• _Required task_: Images are not part of the copy; transcribe all the data exactly.

====== Extracted records ======

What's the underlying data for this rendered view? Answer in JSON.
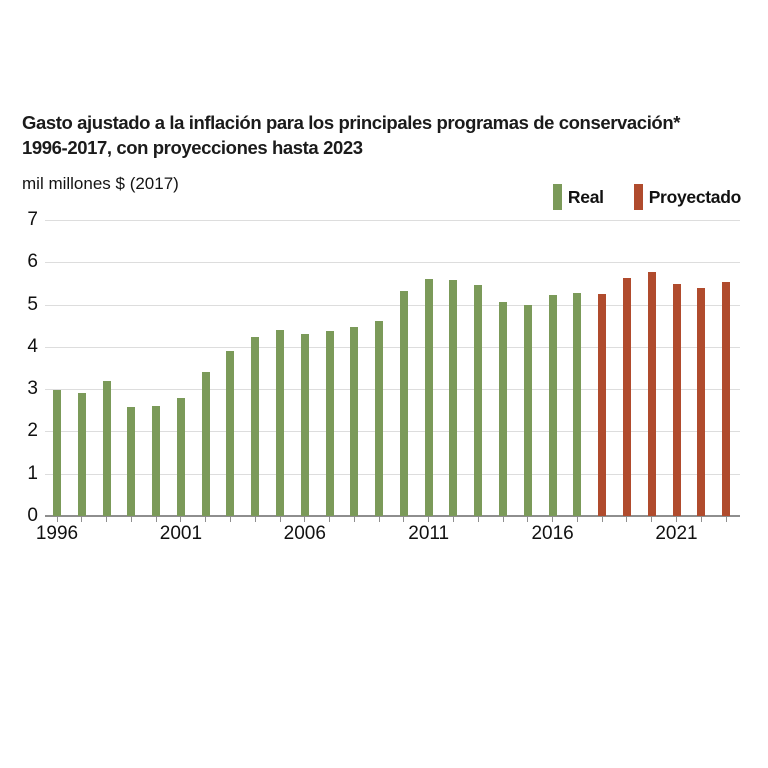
{
  "title": {
    "line1": "Gasto ajustado a la inflación para los principales programas de conservación*",
    "line2": "1996-2017, con proyecciones hasta 2023"
  },
  "unit_label": "mil millones $ (2017)",
  "legend": [
    {
      "label": "Real",
      "color": "#7b9a59"
    },
    {
      "label": "Proyectado",
      "color": "#b04b2d"
    }
  ],
  "colors": {
    "real": "#7b9a59",
    "projected": "#b04b2d",
    "gridline": "#dddddd",
    "axis": "#8e8e8e",
    "text": "#111111"
  },
  "chart_data": {
    "type": "bar",
    "title": "Gasto ajustado a la inflación para los principales programas de conservación* 1996-2017, con proyecciones hasta 2023",
    "ylabel": "mil millones $ (2017)",
    "xlabel": "",
    "ylim": [
      0,
      7
    ],
    "yticks": [
      0,
      1,
      2,
      3,
      4,
      5,
      6,
      7
    ],
    "xticks": [
      1996,
      2001,
      2006,
      2011,
      2016,
      2021
    ],
    "grid": "horizontal",
    "legend_position": "top-right",
    "categories": [
      1996,
      1997,
      1998,
      1999,
      2000,
      2001,
      2002,
      2003,
      2004,
      2005,
      2006,
      2007,
      2008,
      2009,
      2010,
      2011,
      2012,
      2013,
      2014,
      2015,
      2016,
      2017,
      2018,
      2019,
      2020,
      2021,
      2022,
      2023
    ],
    "series": [
      {
        "name": "Real",
        "color": "#7b9a59",
        "values": [
          2.97,
          2.92,
          3.2,
          2.58,
          2.6,
          2.78,
          3.4,
          3.9,
          4.23,
          4.4,
          4.3,
          4.37,
          4.48,
          4.6,
          5.32,
          5.6,
          5.58,
          5.47,
          5.07,
          5.0,
          5.23,
          5.27,
          null,
          null,
          null,
          null,
          null,
          null
        ]
      },
      {
        "name": "Proyectado",
        "color": "#b04b2d",
        "values": [
          null,
          null,
          null,
          null,
          null,
          null,
          null,
          null,
          null,
          null,
          null,
          null,
          null,
          null,
          null,
          null,
          null,
          null,
          null,
          null,
          null,
          null,
          5.24,
          5.64,
          5.78,
          5.49,
          5.39,
          5.54
        ]
      }
    ]
  }
}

======

• _Response to the task_:
What's the underlying data for this rendered view? Answer in JSON.
{
  "title": {
    "line1": "Gasto ajustado a la inflación para los principales programas de conservación*",
    "line2": "1996-2017, con proyecciones hasta 2023"
  },
  "unit_label": "mil millones $ (2017)",
  "legend": [
    {
      "label": "Real",
      "color": "#7b9a59"
    },
    {
      "label": "Proyectado",
      "color": "#b04b2d"
    }
  ],
  "colors": {
    "real": "#7b9a59",
    "projected": "#b04b2d",
    "gridline": "#dddddd",
    "axis": "#8e8e8e",
    "text": "#111111"
  },
  "chart_data": {
    "type": "bar",
    "title": "Gasto ajustado a la inflación para los principales programas de conservación* 1996-2017, con proyecciones hasta 2023",
    "ylabel": "mil millones $ (2017)",
    "xlabel": "",
    "ylim": [
      0,
      7
    ],
    "yticks": [
      0,
      1,
      2,
      3,
      4,
      5,
      6,
      7
    ],
    "xticks": [
      1996,
      2001,
      2006,
      2011,
      2016,
      2021
    ],
    "grid": "horizontal",
    "legend_position": "top-right",
    "categories": [
      1996,
      1997,
      1998,
      1999,
      2000,
      2001,
      2002,
      2003,
      2004,
      2005,
      2006,
      2007,
      2008,
      2009,
      2010,
      2011,
      2012,
      2013,
      2014,
      2015,
      2016,
      2017,
      2018,
      2019,
      2020,
      2021,
      2022,
      2023
    ],
    "series": [
      {
        "name": "Real",
        "color": "#7b9a59",
        "values": [
          2.97,
          2.92,
          3.2,
          2.58,
          2.6,
          2.78,
          3.4,
          3.9,
          4.23,
          4.4,
          4.3,
          4.37,
          4.48,
          4.6,
          5.32,
          5.6,
          5.58,
          5.47,
          5.07,
          5.0,
          5.23,
          5.27,
          null,
          null,
          null,
          null,
          null,
          null
        ]
      },
      {
        "name": "Proyectado",
        "color": "#b04b2d",
        "values": [
          null,
          null,
          null,
          null,
          null,
          null,
          null,
          null,
          null,
          null,
          null,
          null,
          null,
          null,
          null,
          null,
          null,
          null,
          null,
          null,
          null,
          null,
          5.24,
          5.64,
          5.78,
          5.49,
          5.39,
          5.54
        ]
      }
    ]
  }
}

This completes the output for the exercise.